WORK INSTRUCTIONS: Below is a block of records; repeat all of them exactly.
/---
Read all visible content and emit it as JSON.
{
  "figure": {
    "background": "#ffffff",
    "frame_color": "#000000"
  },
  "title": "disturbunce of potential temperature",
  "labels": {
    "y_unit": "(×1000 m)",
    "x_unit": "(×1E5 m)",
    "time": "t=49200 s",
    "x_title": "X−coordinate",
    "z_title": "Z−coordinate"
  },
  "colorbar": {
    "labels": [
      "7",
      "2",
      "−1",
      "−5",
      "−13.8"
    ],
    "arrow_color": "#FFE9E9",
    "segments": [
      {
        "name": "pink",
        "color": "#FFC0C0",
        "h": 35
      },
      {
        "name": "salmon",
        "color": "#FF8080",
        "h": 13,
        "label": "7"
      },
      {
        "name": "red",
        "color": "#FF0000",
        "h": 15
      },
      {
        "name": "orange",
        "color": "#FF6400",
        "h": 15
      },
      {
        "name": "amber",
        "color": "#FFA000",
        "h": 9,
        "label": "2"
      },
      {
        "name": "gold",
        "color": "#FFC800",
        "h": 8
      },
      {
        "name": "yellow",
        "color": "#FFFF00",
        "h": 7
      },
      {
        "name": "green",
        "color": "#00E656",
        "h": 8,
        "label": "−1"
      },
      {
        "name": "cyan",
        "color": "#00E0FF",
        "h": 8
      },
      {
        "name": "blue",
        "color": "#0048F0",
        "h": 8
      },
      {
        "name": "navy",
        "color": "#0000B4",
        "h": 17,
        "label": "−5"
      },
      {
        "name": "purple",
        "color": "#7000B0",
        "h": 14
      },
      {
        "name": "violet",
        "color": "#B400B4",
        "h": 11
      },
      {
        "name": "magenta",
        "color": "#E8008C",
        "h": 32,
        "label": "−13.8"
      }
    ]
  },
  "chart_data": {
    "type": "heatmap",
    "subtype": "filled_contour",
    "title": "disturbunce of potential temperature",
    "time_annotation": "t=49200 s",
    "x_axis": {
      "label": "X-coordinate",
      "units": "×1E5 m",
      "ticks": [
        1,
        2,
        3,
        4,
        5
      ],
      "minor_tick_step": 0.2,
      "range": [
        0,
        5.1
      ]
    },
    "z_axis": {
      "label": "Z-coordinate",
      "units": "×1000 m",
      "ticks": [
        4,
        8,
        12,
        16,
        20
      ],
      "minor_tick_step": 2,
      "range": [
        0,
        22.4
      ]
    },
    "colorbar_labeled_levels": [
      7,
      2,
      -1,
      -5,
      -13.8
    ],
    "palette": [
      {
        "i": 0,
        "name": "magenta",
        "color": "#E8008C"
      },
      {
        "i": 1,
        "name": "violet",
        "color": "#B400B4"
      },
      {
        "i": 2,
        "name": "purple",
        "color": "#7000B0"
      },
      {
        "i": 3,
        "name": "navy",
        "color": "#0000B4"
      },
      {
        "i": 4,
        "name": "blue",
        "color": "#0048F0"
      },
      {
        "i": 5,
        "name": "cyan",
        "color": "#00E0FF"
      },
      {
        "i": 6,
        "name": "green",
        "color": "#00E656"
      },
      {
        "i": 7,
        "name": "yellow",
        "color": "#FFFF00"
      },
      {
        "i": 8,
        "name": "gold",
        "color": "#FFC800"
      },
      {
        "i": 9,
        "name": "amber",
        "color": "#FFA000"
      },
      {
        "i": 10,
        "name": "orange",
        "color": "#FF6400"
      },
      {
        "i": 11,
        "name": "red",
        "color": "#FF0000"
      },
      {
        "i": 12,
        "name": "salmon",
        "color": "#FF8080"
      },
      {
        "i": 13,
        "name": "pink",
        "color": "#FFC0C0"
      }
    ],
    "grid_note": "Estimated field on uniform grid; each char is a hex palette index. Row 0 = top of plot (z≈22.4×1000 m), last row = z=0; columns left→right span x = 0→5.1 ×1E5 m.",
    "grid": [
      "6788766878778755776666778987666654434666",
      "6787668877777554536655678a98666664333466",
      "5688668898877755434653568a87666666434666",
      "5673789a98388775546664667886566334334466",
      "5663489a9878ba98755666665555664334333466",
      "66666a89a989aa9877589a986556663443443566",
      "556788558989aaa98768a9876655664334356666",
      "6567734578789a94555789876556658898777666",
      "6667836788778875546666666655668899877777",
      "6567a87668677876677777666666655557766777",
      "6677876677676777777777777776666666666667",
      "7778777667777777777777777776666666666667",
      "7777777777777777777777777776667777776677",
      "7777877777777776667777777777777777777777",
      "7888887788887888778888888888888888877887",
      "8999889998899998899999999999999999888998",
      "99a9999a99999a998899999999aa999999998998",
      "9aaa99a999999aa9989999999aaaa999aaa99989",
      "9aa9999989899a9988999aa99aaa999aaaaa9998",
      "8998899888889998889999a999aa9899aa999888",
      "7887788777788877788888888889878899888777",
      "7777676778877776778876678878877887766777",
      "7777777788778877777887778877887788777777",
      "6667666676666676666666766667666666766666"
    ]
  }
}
\---
EXERCISE RESPONSE:
Read all visible content and emit it as JSON.
{
  "figure": {
    "background": "#ffffff",
    "frame_color": "#000000"
  },
  "title": "disturbunce of potential temperature",
  "labels": {
    "y_unit": "(×1000 m)",
    "x_unit": "(×1E5 m)",
    "time": "t=49200 s",
    "x_title": "X−coordinate",
    "z_title": "Z−coordinate"
  },
  "colorbar": {
    "labels": [
      "7",
      "2",
      "−1",
      "−5",
      "−13.8"
    ],
    "arrow_color": "#FFE9E9",
    "segments": [
      {
        "name": "pink",
        "color": "#FFC0C0",
        "h": 35
      },
      {
        "name": "salmon",
        "color": "#FF8080",
        "h": 13,
        "label": "7"
      },
      {
        "name": "red",
        "color": "#FF0000",
        "h": 15
      },
      {
        "name": "orange",
        "color": "#FF6400",
        "h": 15
      },
      {
        "name": "amber",
        "color": "#FFA000",
        "h": 9,
        "label": "2"
      },
      {
        "name": "gold",
        "color": "#FFC800",
        "h": 8
      },
      {
        "name": "yellow",
        "color": "#FFFF00",
        "h": 7
      },
      {
        "name": "green",
        "color": "#00E656",
        "h": 8,
        "label": "−1"
      },
      {
        "name": "cyan",
        "color": "#00E0FF",
        "h": 8
      },
      {
        "name": "blue",
        "color": "#0048F0",
        "h": 8
      },
      {
        "name": "navy",
        "color": "#0000B4",
        "h": 17,
        "label": "−5"
      },
      {
        "name": "purple",
        "color": "#7000B0",
        "h": 14
      },
      {
        "name": "violet",
        "color": "#B400B4",
        "h": 11
      },
      {
        "name": "magenta",
        "color": "#E8008C",
        "h": 32,
        "label": "−13.8"
      }
    ]
  },
  "chart_data": {
    "type": "heatmap",
    "subtype": "filled_contour",
    "title": "disturbunce of potential temperature",
    "time_annotation": "t=49200 s",
    "x_axis": {
      "label": "X-coordinate",
      "units": "×1E5 m",
      "ticks": [
        1,
        2,
        3,
        4,
        5
      ],
      "minor_tick_step": 0.2,
      "range": [
        0,
        5.1
      ]
    },
    "z_axis": {
      "label": "Z-coordinate",
      "units": "×1000 m",
      "ticks": [
        4,
        8,
        12,
        16,
        20
      ],
      "minor_tick_step": 2,
      "range": [
        0,
        22.4
      ]
    },
    "colorbar_labeled_levels": [
      7,
      2,
      -1,
      -5,
      -13.8
    ],
    "palette": [
      {
        "i": 0,
        "name": "magenta",
        "color": "#E8008C"
      },
      {
        "i": 1,
        "name": "violet",
        "color": "#B400B4"
      },
      {
        "i": 2,
        "name": "purple",
        "color": "#7000B0"
      },
      {
        "i": 3,
        "name": "navy",
        "color": "#0000B4"
      },
      {
        "i": 4,
        "name": "blue",
        "color": "#0048F0"
      },
      {
        "i": 5,
        "name": "cyan",
        "color": "#00E0FF"
      },
      {
        "i": 6,
        "name": "green",
        "color": "#00E656"
      },
      {
        "i": 7,
        "name": "yellow",
        "color": "#FFFF00"
      },
      {
        "i": 8,
        "name": "gold",
        "color": "#FFC800"
      },
      {
        "i": 9,
        "name": "amber",
        "color": "#FFA000"
      },
      {
        "i": 10,
        "name": "orange",
        "color": "#FF6400"
      },
      {
        "i": 11,
        "name": "red",
        "color": "#FF0000"
      },
      {
        "i": 12,
        "name": "salmon",
        "color": "#FF8080"
      },
      {
        "i": 13,
        "name": "pink",
        "color": "#FFC0C0"
      }
    ],
    "grid_note": "Estimated field on uniform grid; each char is a hex palette index. Row 0 = top of plot (z≈22.4×1000 m), last row = z=0; columns left→right span x = 0→5.1 ×1E5 m.",
    "grid": [
      "6788766878778755776666778987666654434666",
      "6787668877777554536655678a98666664333466",
      "5688668898877755434653568a87666666434666",
      "5673789a98388775546664667886566334334466",
      "5663489a9878ba98755666665555664334333466",
      "66666a89a989aa9877589a986556663443443566",
      "556788558989aaa98768a9876655664334356666",
      "6567734578789a94555789876556658898777666",
      "6667836788778875546666666655668899877777",
      "6567a87668677876677777666666655557766777",
      "6677876677676777777777777776666666666667",
      "7778777667777777777777777776666666666667",
      "7777777777777777777777777776667777776677",
      "7777877777777776667777777777777777777777",
      "7888887788887888778888888888888888877887",
      "8999889998899998899999999999999999888998",
      "99a9999a99999a998899999999aa999999998998",
      "9aaa99a999999aa9989999999aaaa999aaa99989",
      "9aa9999989899a9988999aa99aaa999aaaaa9998",
      "8998899888889998889999a999aa9899aa999888",
      "7887788777788877788888888889878899888777",
      "7777676778877776778876678878877887766777",
      "7777777788778877777887778877887788777777",
      "6667666676666676666666766667666666766666"
    ]
  }
}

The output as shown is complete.